Skip the pictures and quote all of the lines exactly.
[begin DATASET CONTENT]
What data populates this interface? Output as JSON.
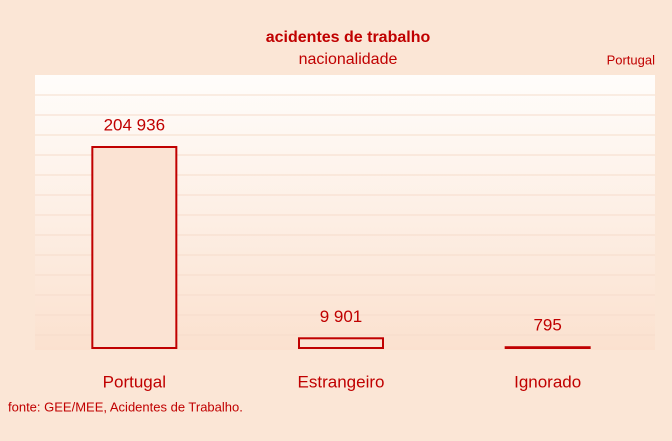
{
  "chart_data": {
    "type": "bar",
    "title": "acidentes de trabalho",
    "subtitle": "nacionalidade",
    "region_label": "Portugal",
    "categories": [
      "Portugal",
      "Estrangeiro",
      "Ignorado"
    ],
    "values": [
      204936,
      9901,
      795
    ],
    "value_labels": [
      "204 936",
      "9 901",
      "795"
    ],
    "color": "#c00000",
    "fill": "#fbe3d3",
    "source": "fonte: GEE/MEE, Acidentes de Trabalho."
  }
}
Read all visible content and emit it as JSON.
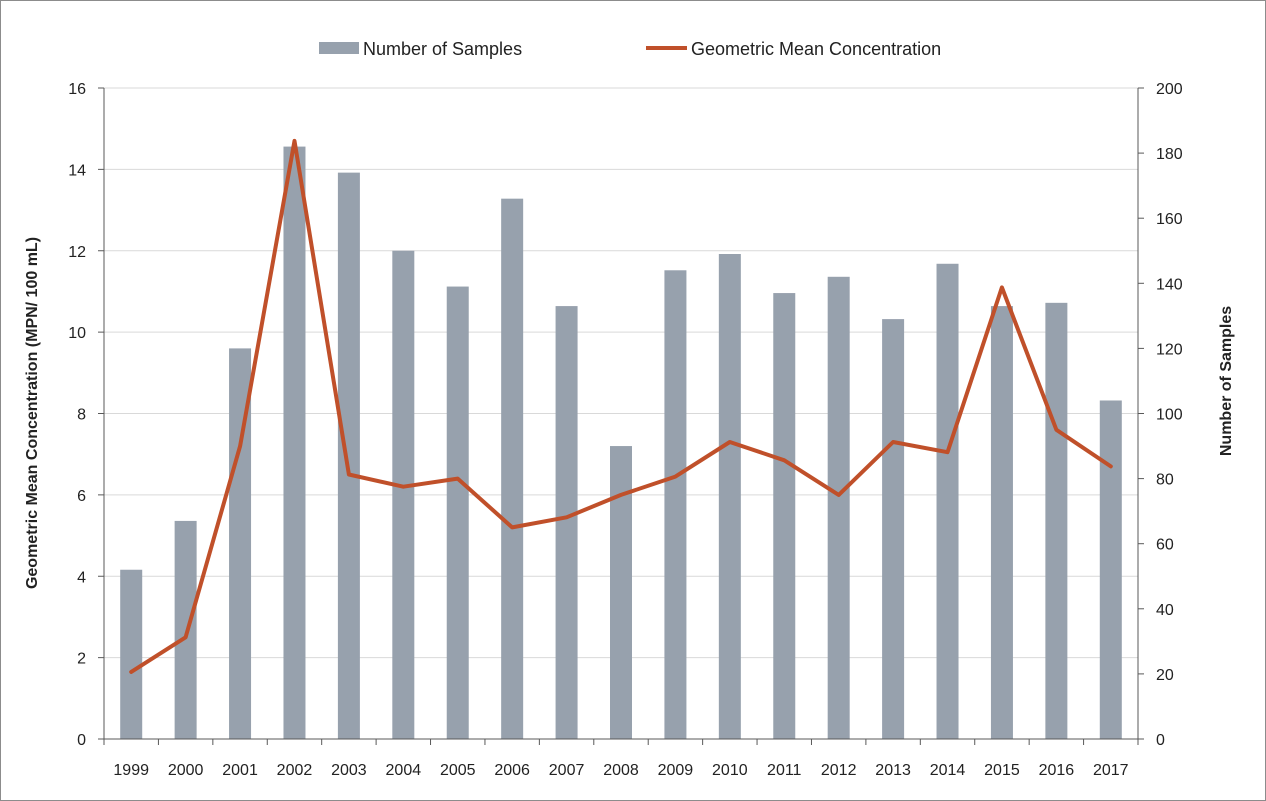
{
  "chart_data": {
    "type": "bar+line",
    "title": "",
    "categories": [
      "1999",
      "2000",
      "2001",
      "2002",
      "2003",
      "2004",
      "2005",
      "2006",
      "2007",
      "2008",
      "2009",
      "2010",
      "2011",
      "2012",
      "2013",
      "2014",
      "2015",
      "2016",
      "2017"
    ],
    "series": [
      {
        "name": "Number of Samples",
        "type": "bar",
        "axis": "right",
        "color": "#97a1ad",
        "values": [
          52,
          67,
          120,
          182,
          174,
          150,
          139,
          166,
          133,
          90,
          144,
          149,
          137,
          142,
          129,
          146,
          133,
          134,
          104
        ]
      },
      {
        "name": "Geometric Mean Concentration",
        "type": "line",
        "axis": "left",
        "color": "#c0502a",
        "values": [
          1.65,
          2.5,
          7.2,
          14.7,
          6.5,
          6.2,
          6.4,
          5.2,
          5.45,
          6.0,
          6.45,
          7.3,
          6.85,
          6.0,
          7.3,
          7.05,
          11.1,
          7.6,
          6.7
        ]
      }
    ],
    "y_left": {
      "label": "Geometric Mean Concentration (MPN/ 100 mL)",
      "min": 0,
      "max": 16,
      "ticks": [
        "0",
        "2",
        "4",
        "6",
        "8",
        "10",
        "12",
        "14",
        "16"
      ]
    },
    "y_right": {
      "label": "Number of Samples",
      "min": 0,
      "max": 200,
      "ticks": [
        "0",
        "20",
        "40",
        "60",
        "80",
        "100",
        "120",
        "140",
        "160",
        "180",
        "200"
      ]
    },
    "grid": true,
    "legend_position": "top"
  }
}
[end DATASET CONTENT]
**EXERCISE ANSWER**
What data populates this interface? Output as JSON.
{
  "chart_data": {
    "type": "bar",
    "title": "acidentes de trabalho",
    "subtitle": "nacionalidade",
    "region_label": "Portugal",
    "categories": [
      "Portugal",
      "Estrangeiro",
      "Ignorado"
    ],
    "values": [
      204936,
      9901,
      795
    ],
    "value_labels": [
      "204 936",
      "9 901",
      "795"
    ],
    "color": "#c00000",
    "fill": "#fbe3d3",
    "source": "fonte: GEE/MEE, Acidentes de Trabalho."
  }
}
Read all visible content and emit it as JSON.
{
  "chart_data": {
    "type": "bar+line",
    "title": "",
    "categories": [
      "1999",
      "2000",
      "2001",
      "2002",
      "2003",
      "2004",
      "2005",
      "2006",
      "2007",
      "2008",
      "2009",
      "2010",
      "2011",
      "2012",
      "2013",
      "2014",
      "2015",
      "2016",
      "2017"
    ],
    "series": [
      {
        "name": "Number of Samples",
        "type": "bar",
        "axis": "right",
        "color": "#97a1ad",
        "values": [
          52,
          67,
          120,
          182,
          174,
          150,
          139,
          166,
          133,
          90,
          144,
          149,
          137,
          142,
          129,
          146,
          133,
          134,
          104
        ]
      },
      {
        "name": "Geometric Mean Concentration",
        "type": "line",
        "axis": "left",
        "color": "#c0502a",
        "values": [
          1.65,
          2.5,
          7.2,
          14.7,
          6.5,
          6.2,
          6.4,
          5.2,
          5.45,
          6.0,
          6.45,
          7.3,
          6.85,
          6.0,
          7.3,
          7.05,
          11.1,
          7.6,
          6.7
        ]
      }
    ],
    "y_left": {
      "label": "Geometric Mean Concentration (MPN/ 100 mL)",
      "min": 0,
      "max": 16,
      "ticks": [
        "0",
        "2",
        "4",
        "6",
        "8",
        "10",
        "12",
        "14",
        "16"
      ]
    },
    "y_right": {
      "label": "Number of Samples",
      "min": 0,
      "max": 200,
      "ticks": [
        "0",
        "20",
        "40",
        "60",
        "80",
        "100",
        "120",
        "140",
        "160",
        "180",
        "200"
      ]
    },
    "grid": true,
    "legend_position": "top"
  }
}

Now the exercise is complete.